*Listing*
··········
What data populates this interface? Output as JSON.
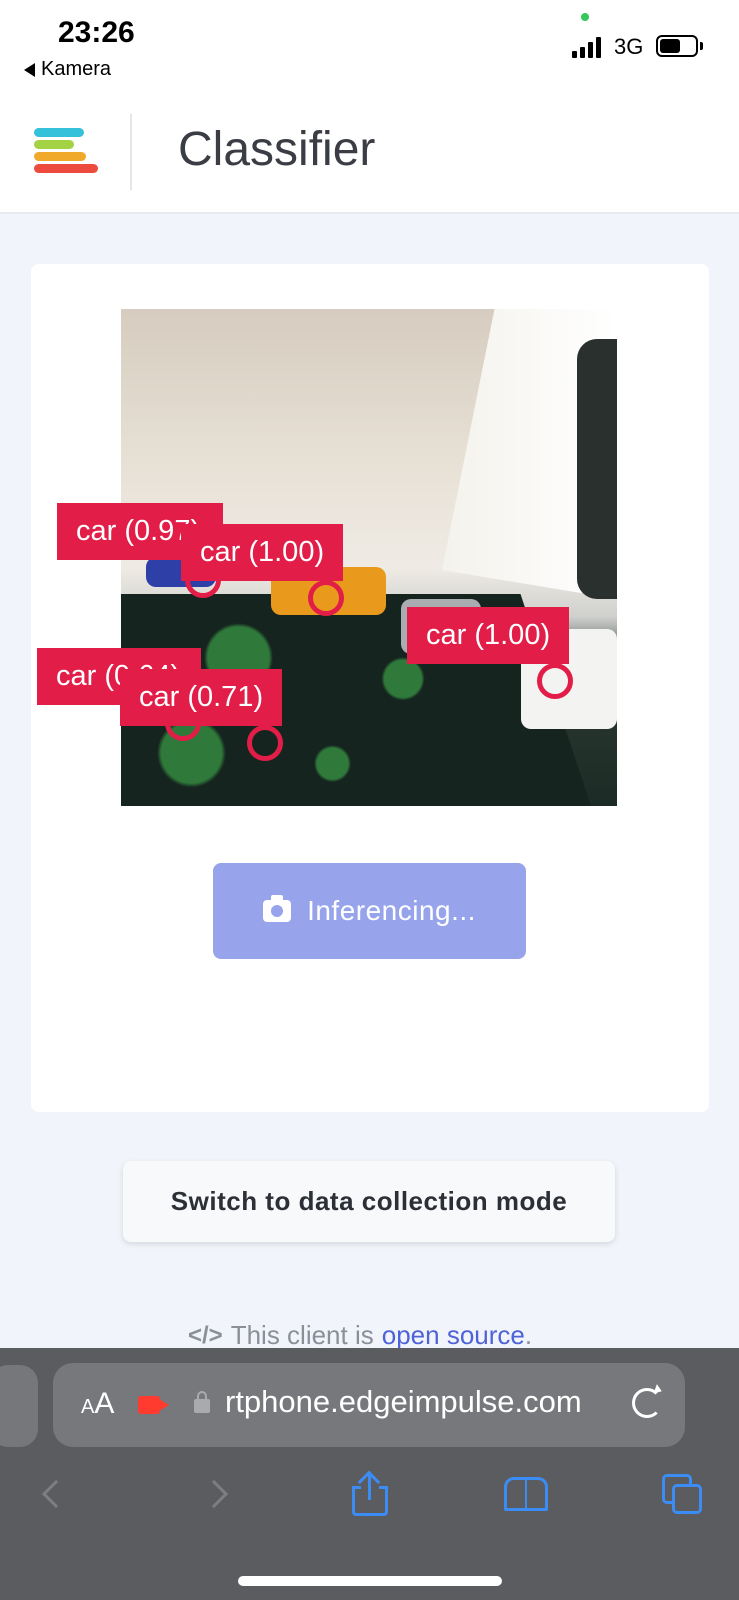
{
  "status_bar": {
    "time": "23:26",
    "back_app": "Kamera",
    "network": "3G",
    "battery_level": 0.58
  },
  "header": {
    "title": "Classifier",
    "logo_colors": [
      "#34c1d9",
      "#a3d344",
      "#f0a92b",
      "#ee4b3f"
    ]
  },
  "classifier": {
    "detections": [
      {
        "label": "car (0.97)",
        "dot_visible": true
      },
      {
        "label": "car (1.00)",
        "dot_visible": true
      },
      {
        "label": "car (1.00)",
        "dot_visible": true
      },
      {
        "label": "car (0.64)",
        "dot_visible": true
      },
      {
        "label": "car (0.71)",
        "dot_visible": true
      }
    ],
    "detection_color": "#e11d48",
    "button_label": "Inferencing...",
    "button_icon": "camera-icon"
  },
  "switch_button": {
    "label": "Switch to data collection mode"
  },
  "footer": {
    "prefix": "This client is",
    "link": "open source",
    "suffix": ".",
    "icon": "code-icon"
  },
  "browser": {
    "aa_label_small": "A",
    "aa_label_large": "A",
    "url": "rtphone.edgeimpulse.com",
    "icons": [
      "back-icon",
      "forward-icon",
      "share-icon",
      "bookmarks-icon",
      "tabs-icon"
    ],
    "accent": "#3b8cf5"
  }
}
··········
*Work to complete*
Restate the whole of the material word for word without the pictures.

*Expected answer*
What data populates this interface? Output as JSON.
{
  "status_bar": {
    "time": "23:26",
    "back_app": "Kamera",
    "network": "3G",
    "battery_level": 0.58
  },
  "header": {
    "title": "Classifier",
    "logo_colors": [
      "#34c1d9",
      "#a3d344",
      "#f0a92b",
      "#ee4b3f"
    ]
  },
  "classifier": {
    "detections": [
      {
        "label": "car (0.97)",
        "dot_visible": true
      },
      {
        "label": "car (1.00)",
        "dot_visible": true
      },
      {
        "label": "car (1.00)",
        "dot_visible": true
      },
      {
        "label": "car (0.64)",
        "dot_visible": true
      },
      {
        "label": "car (0.71)",
        "dot_visible": true
      }
    ],
    "detection_color": "#e11d48",
    "button_label": "Inferencing...",
    "button_icon": "camera-icon"
  },
  "switch_button": {
    "label": "Switch to data collection mode"
  },
  "footer": {
    "prefix": "This client is",
    "link": "open source",
    "suffix": ".",
    "icon": "code-icon"
  },
  "browser": {
    "aa_label_small": "A",
    "aa_label_large": "A",
    "url": "rtphone.edgeimpulse.com",
    "icons": [
      "back-icon",
      "forward-icon",
      "share-icon",
      "bookmarks-icon",
      "tabs-icon"
    ],
    "accent": "#3b8cf5"
  }
}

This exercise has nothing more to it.